• _Task goal_: From the line that contains "Transcribe the text in this document." to the last line of the data below, transcribe every line exactly. Do not include the pictures.

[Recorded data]
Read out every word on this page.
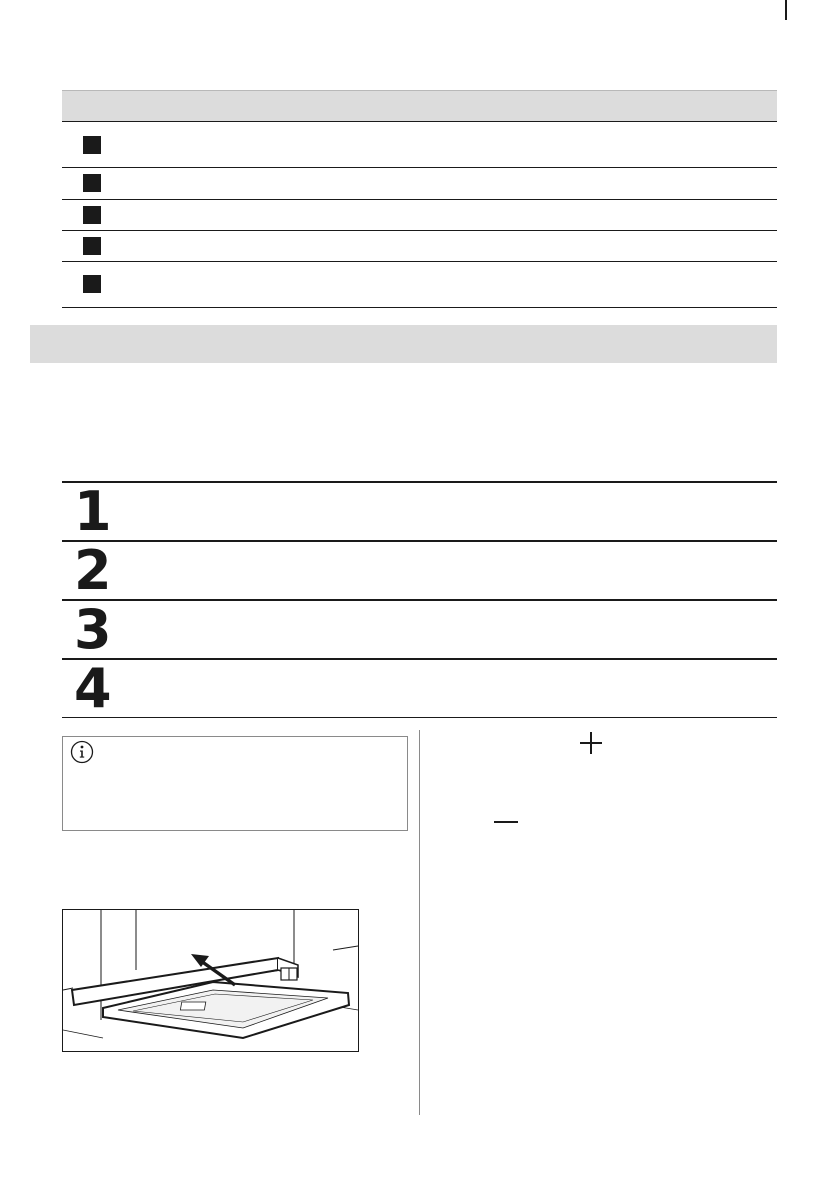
1
2
3
4
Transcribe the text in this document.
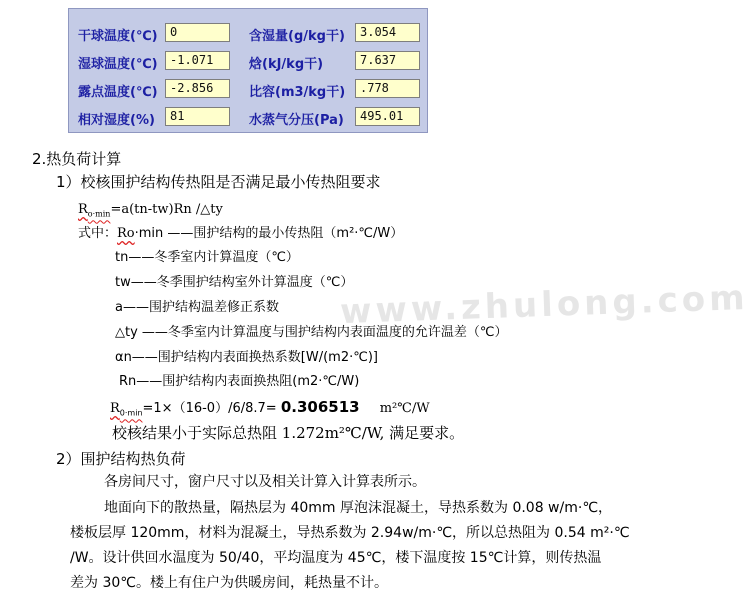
干球温度(℃)	0	含湿量(g/kg干)	3.054
湿球温度(℃)	-1.071	焓(kJ/kg干)	7.637
露点温度(℃)	-2.856	比容(m3/kg干)	.778
相对湿度(%)	81	水蒸气分压(Pa)	495.01
www.zhulong.com
2.热负荷计算
1）校核围护结构传热阻是否满足最小传热阻要求
$R_{o\cdot min}=a(tn-tw)Rn$ /△ty
式中：Ro·min ——围护结构的最小传热阻（m²·℃/W）
tn——冬季室内计算温度（℃）
tw——冬季围护结构室外计算温度（℃）
a——围护结构温差修正系数
△ty ——冬季室内计算温度与围护结构内表面温度的允许温差（℃）
αn——围护结构内表面换热系数[W/(m2·℃)]
Rn——围护结构内表面换热阻(m2·℃/W)
$R_{0\cdot min}=1\times(16-0)/6/8.7= 0.306513$ m²℃/W
校核结果小于实际总热阻 1.272m²℃/W, 满足要求。
2）围护结构热负荷
各房间尺寸，窗户尺寸以及相关计算入计算表所示。
地面向下的散热量，隔热层为 40mm 厚泡沫混凝土，导热系数为 0.08 w/m·℃，
楼板层厚 120mm，材料为混凝土，导热系数为 2.94w/m·℃，所以总热阻为 0.54 m²·℃
/W。设计供回水温度为 50/40，平均温度为 45℃，楼下温度按 15℃计算，则传热温
差为 30℃。楼上有住户为供暖房间，耗热量不计。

• _Response to this task_:
Transcribe the text in this document.
干球温度(℃)	0	含湿量(g/kg干)	3.054
湿球温度(℃)	-1.071	焓(kJ/kg干)	7.637
露点温度(℃)	-2.856	比容(m3/kg干)	.778
相对湿度(%)	81	水蒸气分压(Pa)	495.01
www.zhulong.com
2.热负荷计算
1）校核围护结构传热阻是否满足最小传热阻要求
$R_{o\cdot min}=a(tn-tw)Rn$ /△ty
式中：Ro·min ——围护结构的最小传热阻（m²·℃/W）
tn——冬季室内计算温度（℃）
tw——冬季围护结构室外计算温度（℃）
a——围护结构温差修正系数
△ty ——冬季室内计算温度与围护结构内表面温度的允许温差（℃）
αn——围护结构内表面换热系数[W/(m2·℃)]
Rn——围护结构内表面换热阻(m2·℃/W)
$R_{0\cdot min}=1\times(16-0)/6/8.7= 0.306513$ m²℃/W
校核结果小于实际总热阻 1.272m²℃/W, 满足要求。
2）围护结构热负荷
各房间尺寸，窗户尺寸以及相关计算入计算表所示。
地面向下的散热量，隔热层为 40mm 厚泡沫混凝土，导热系数为 0.08 w/m·℃，
楼板层厚 120mm，材料为混凝土，导热系数为 2.94w/m·℃，所以总热阻为 0.54 m²·℃
/W。设计供回水温度为 50/40，平均温度为 45℃，楼下温度按 15℃计算，则传热温
差为 30℃。楼上有住户为供暖房间，耗热量不计。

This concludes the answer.